産経新聞社

ゆうゆうLife

画家・大野勝彦さん(63)(下)

自らの作品の前で創作の背景などを語る大野さん=東京都千代田区


 ■肌で感じた家族の愛 筆持って集中力培う 絵から新たな出会い 

 事故で両手をなくした大野勝彦さんは、ゼロから絵を描くことにトライします。大野さんは、最も大事なのは「集中力」だといいます。義手に付けられた2本の指に筆をはさみ、風景や花、食べ物などを繊細に描きます。阿蘇などに開いた美術館には、共感する大勢の人が集まっています。(中川真)

 両手を失ったことで、逆に、多くのものを得たと思っています。最大のものは、肌身で感じた家族の優しさです。

 妻は2カ月間も病室に寝泊まりし、一緒に過ごしてくれました。3人の子供たちは、「お父さんに心配をかけないようにしよう」と話し合い、私の前では、常に明るく振る舞ってくれました。子供たちが書いた手紙を読んで、人前で初めて泣きました。

 「何としても生きなければならない」

 私は何時間もかけて、「生きる」という詩を書きました。

 「死んだと思えばいい 死んだつもりでもう一度 残った命をまっとうしよう 甘えと後悔は許されない これからの旅立ち 身ぶるいに似た戦慄(せんりつ)がある」

 もうひとつ、得たものは「時間」です。仕事や地域の活動、仲間との付き合いなど、かつては常に忙しく、自分自身や家族とじっくり向き合うことができませんでした。

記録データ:
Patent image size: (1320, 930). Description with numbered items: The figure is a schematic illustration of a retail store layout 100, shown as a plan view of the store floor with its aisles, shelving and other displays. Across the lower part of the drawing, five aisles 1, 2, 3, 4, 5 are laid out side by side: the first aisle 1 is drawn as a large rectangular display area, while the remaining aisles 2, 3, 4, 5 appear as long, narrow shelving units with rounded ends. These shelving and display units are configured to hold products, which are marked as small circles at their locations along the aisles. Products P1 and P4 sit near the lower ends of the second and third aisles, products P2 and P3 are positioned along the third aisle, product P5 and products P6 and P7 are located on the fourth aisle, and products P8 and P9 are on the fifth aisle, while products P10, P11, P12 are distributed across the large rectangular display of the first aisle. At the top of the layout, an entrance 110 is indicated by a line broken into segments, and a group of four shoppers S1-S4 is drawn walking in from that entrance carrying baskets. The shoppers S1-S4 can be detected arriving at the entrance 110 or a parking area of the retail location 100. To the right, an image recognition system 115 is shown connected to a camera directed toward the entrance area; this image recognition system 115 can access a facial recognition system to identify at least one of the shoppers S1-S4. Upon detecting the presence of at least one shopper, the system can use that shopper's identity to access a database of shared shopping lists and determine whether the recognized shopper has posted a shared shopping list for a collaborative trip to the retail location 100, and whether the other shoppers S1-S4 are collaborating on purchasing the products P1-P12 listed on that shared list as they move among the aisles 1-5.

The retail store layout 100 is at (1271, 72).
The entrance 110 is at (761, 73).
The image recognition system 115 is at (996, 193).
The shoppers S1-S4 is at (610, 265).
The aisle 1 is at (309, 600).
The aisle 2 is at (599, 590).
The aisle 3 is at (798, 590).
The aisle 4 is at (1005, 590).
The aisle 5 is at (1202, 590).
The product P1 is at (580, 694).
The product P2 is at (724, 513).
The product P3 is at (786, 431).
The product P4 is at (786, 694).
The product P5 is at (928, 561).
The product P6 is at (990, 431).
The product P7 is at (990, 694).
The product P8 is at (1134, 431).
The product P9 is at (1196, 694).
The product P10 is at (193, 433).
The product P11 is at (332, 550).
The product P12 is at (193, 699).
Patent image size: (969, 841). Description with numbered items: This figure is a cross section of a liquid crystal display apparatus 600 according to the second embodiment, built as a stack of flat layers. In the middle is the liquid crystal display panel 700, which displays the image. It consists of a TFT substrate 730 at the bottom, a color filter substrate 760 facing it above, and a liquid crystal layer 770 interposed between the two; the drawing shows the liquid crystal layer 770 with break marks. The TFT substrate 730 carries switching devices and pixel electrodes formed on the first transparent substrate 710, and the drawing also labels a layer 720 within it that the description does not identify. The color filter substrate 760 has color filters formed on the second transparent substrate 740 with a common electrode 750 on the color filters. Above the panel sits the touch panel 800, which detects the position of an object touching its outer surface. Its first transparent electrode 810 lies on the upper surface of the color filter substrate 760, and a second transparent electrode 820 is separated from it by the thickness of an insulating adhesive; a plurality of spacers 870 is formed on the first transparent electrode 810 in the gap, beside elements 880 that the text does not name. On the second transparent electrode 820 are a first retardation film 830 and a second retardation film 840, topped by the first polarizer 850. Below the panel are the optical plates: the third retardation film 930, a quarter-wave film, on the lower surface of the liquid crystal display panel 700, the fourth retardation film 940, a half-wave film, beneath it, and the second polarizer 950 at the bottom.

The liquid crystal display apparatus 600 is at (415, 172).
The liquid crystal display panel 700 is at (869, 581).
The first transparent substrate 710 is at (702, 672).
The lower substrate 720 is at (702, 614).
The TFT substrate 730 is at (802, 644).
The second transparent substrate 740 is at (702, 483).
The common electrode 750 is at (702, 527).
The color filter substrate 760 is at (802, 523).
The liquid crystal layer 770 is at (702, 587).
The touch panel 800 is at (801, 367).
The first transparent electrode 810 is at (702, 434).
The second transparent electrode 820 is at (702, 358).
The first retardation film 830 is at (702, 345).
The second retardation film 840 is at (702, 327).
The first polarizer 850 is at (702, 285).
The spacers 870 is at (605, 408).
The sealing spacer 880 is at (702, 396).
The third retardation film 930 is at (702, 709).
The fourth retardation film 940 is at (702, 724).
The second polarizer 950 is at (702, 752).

- 課題一覧:
• a. 本文によると、事故のあと妻は何カ月間、病室に寝泊まりしましたか。
• b. 本文の「妻は2カ月間も」で始まる段落を、要点を残して箇条書きにまとめなさい。

- 解答一覧:
• a. 2カ月間です。

• b.
・妻は2カ月間、病室に寝泊まりして一緒に過ごしてくれた。
・3人の子供たちは「お父さんに心配をかけないようにしよう」と話し合い、私の前では常に明るく振る舞ってくれた。
・子供たちの手紙を読んで、私は人前で初めて泣いた。